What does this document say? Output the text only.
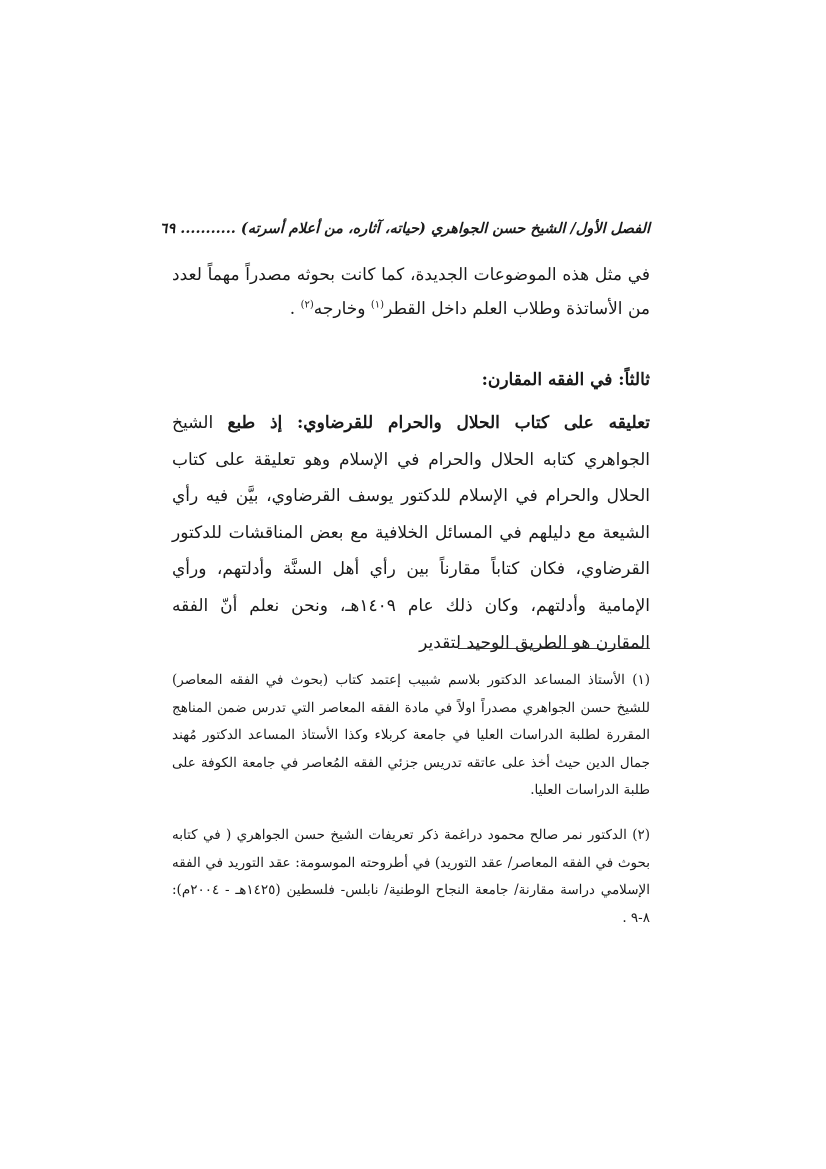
الفصل الأول/ الشيخ حسن الجواهري (حياته، آثاره، من أعلام أسرته) ........... ٦٩
في مثل هذه الموضوعات الجديدة، كما كانت بحوثه مصدراً مهماً لعدد من الأساتذة وطلاب العلم داخل القطر$^{(١)}$ وخارجه$^{(٢)}$ .
ثالثاً: في الفقه المقارن:
تعليقه على كتاب الحلال والحرام للقرضاوي: إذ طبع الشيخ الجواهري كتابه الحلال والحرام في الإسلام وهو تعليقة على كتاب الحلال والحرام في الإسلام للدكتور يوسف القرضاوي، بيَّن فيه رأي الشيعة مع دليلهم في المسائل الخلافية مع بعض المناقشات للدكتور القرضاوي، فكان كتاباً مقارناً بين رأي أهل السنَّة وأدلتهم، ورأي الإمامية وأدلتهم، وكان ذلك عام ١٤٠٩هـ، ونحن نعلم أنّ الفقه المقارن هو الطريق الوحيد لتقدير
(١) الأستاذ المساعد الدكتور بلاسم شبيب إعتمد كتاب (بحوث في الفقه المعاصر) للشيخ حسن الجواهري مصدراً اولاً في مادة الفقه المعاصر التي تدرس ضمن المناهج المقررة لطلبة الدراسات العليا في جامعة كربلاء وكذا الأستاذ المساعد الدكتور مُهند جمال الدين حيث أخذ على عاتقه تدريس جزئي الفقه المُعاصر في جامعة الكوفة على طلبة الدراسات العليا.
(٢) الدكتور نمر صالح محمود دراغمة ذكر تعريفات الشيخ حسن الجواهري ( في كتابه بحوث في الفقه المعاصر/ عقد التوريد) في أطروحته الموسومة: عقد التوريد في الفقه الإسلامي دراسة مقارنة/ جامعة النجاح الوطنية/ نابلس- فلسطين (١٤٢٥هـ - ٢٠٠٤م): ٨-٩ .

★ ★ ★ ★

Check each line above for "الفقه" and return the ones that have it.

Result of the exercise ▸
ثالثاً: في الفقه المقارن:
تعليقه على كتاب الحلال والحرام للقرضاوي: إذ طبع الشيخ الجواهري كتابه الحلال والحرام في الإسلام وهو تعليقة على كتاب الحلال والحرام في الإسلام للدكتور يوسف القرضاوي، بيَّن فيه رأي الشيعة مع دليلهم في المسائل الخلافية مع بعض المناقشات للدكتور القرضاوي، فكان كتاباً مقارناً بين رأي أهل السنَّة وأدلتهم، ورأي الإمامية وأدلتهم، وكان ذلك عام ١٤٠٩هـ، ونحن نعلم أنّ الفقه المقارن هو الطريق الوحيد لتقدير
(١) الأستاذ المساعد الدكتور بلاسم شبيب إعتمد كتاب (بحوث في الفقه المعاصر) للشيخ حسن الجواهري مصدراً اولاً في مادة الفقه المعاصر التي تدرس ضمن المناهج المقررة لطلبة الدراسات العليا في جامعة كربلاء وكذا الأستاذ المساعد الدكتور مُهند جمال الدين حيث أخذ على عاتقه تدريس جزئي الفقه المُعاصر في جامعة الكوفة على طلبة الدراسات العليا.
(٢) الدكتور نمر صالح محمود دراغمة ذكر تعريفات الشيخ حسن الجواهري ( في كتابه بحوث في الفقه المعاصر/ عقد التوريد) في أطروحته الموسومة: عقد التوريد في الفقه الإسلامي دراسة مقارنة/ جامعة النجاح الوطنية/ نابلس- فلسطين (١٤٢٥هـ - ٢٠٠٤م): ٨-٩ .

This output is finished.